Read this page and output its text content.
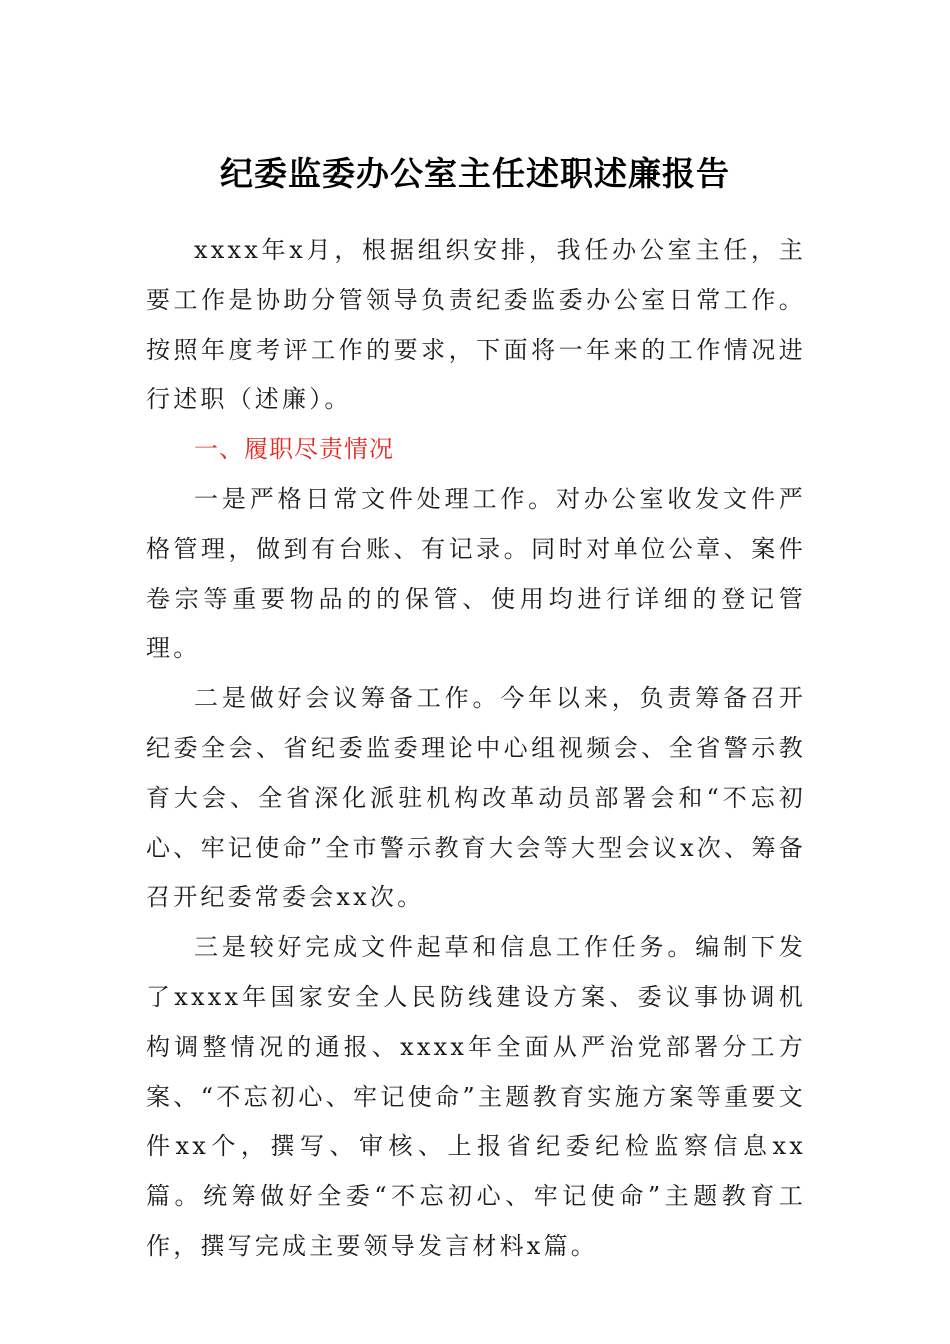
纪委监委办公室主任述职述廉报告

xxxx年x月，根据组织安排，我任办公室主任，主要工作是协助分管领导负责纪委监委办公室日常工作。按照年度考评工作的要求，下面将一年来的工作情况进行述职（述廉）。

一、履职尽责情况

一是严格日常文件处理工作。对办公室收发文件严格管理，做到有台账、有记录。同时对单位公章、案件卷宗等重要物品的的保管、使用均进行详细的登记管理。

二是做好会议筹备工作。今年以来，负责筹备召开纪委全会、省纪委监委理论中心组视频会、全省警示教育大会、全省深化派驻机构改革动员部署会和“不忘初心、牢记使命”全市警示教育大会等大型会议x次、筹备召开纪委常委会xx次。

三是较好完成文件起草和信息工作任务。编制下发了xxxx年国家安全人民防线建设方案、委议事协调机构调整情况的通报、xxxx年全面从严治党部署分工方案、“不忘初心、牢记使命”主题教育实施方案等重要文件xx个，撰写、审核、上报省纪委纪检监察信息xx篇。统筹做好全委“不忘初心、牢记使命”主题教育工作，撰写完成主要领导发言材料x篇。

----------

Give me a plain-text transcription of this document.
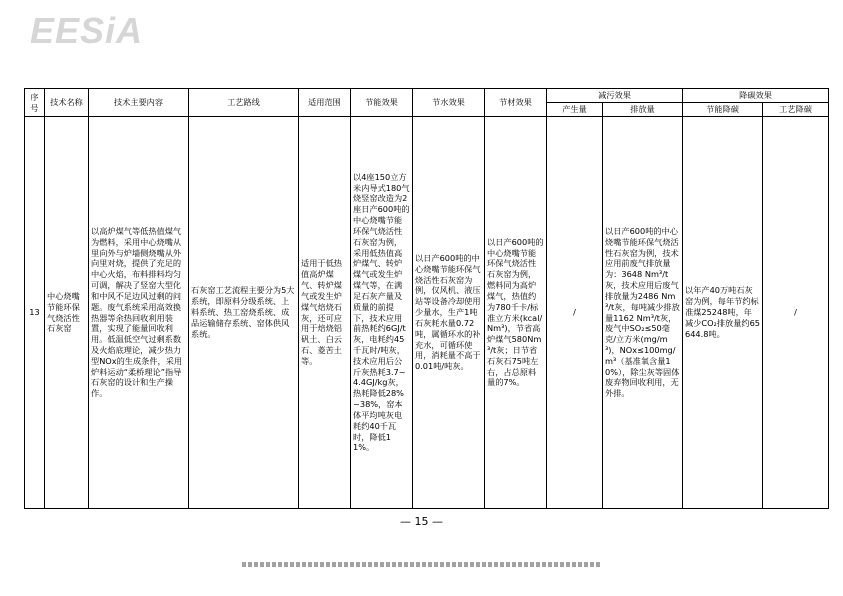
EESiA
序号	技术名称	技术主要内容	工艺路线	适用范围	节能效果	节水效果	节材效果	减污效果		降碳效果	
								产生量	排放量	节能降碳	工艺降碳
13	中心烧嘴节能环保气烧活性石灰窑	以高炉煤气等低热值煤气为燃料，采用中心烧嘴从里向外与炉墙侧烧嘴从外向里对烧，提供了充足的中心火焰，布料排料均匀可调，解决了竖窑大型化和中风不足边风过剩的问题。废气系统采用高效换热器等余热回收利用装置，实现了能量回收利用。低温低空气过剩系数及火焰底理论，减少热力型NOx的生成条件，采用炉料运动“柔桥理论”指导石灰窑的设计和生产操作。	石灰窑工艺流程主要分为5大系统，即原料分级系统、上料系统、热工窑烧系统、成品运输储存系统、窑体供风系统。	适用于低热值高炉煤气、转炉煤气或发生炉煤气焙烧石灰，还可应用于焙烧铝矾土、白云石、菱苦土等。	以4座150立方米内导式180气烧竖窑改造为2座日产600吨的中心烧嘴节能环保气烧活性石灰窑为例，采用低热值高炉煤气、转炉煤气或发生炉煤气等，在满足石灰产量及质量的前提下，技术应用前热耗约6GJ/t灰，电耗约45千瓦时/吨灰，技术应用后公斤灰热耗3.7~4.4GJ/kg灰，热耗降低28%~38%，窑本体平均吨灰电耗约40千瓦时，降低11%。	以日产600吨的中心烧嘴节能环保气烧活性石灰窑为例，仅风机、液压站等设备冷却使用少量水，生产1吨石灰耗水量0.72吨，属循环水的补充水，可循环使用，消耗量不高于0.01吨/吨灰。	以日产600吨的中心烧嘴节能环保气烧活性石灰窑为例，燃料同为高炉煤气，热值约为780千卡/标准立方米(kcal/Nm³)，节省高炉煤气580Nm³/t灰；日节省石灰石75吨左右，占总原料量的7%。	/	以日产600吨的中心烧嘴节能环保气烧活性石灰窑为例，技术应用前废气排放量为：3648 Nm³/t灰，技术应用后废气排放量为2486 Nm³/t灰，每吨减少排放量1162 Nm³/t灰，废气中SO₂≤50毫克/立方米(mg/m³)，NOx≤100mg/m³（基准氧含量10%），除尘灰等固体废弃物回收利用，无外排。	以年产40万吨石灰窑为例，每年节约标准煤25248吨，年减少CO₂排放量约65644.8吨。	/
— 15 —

----------

Identify each line in the entries with the word "牢记使命" and copy it.

二是做好会议筹备工作。今年以来，负责筹备召开纪委全会、省纪委监委理论中心组视频会、全省警示教育大会、全省深化派驻机构改革动员部署会和“不忘初心、牢记使命”全市警示教育大会等大型会议x次、筹备召开纪委常委会xx次。
三是较好完成文件起草和信息工作任务。编制下发了xxxx年国家安全人民防线建设方案、委议事协调机构调整情况的通报、xxxx年全面从严治党部署分工方案、“不忘初心、牢记使命”主题教育实施方案等重要文件xx个，撰写、审核、上报省纪委纪检监察信息xx篇。统筹做好全委“不忘初心、牢记使命”主题教育工作，撰写完成主要领导发言材料x篇。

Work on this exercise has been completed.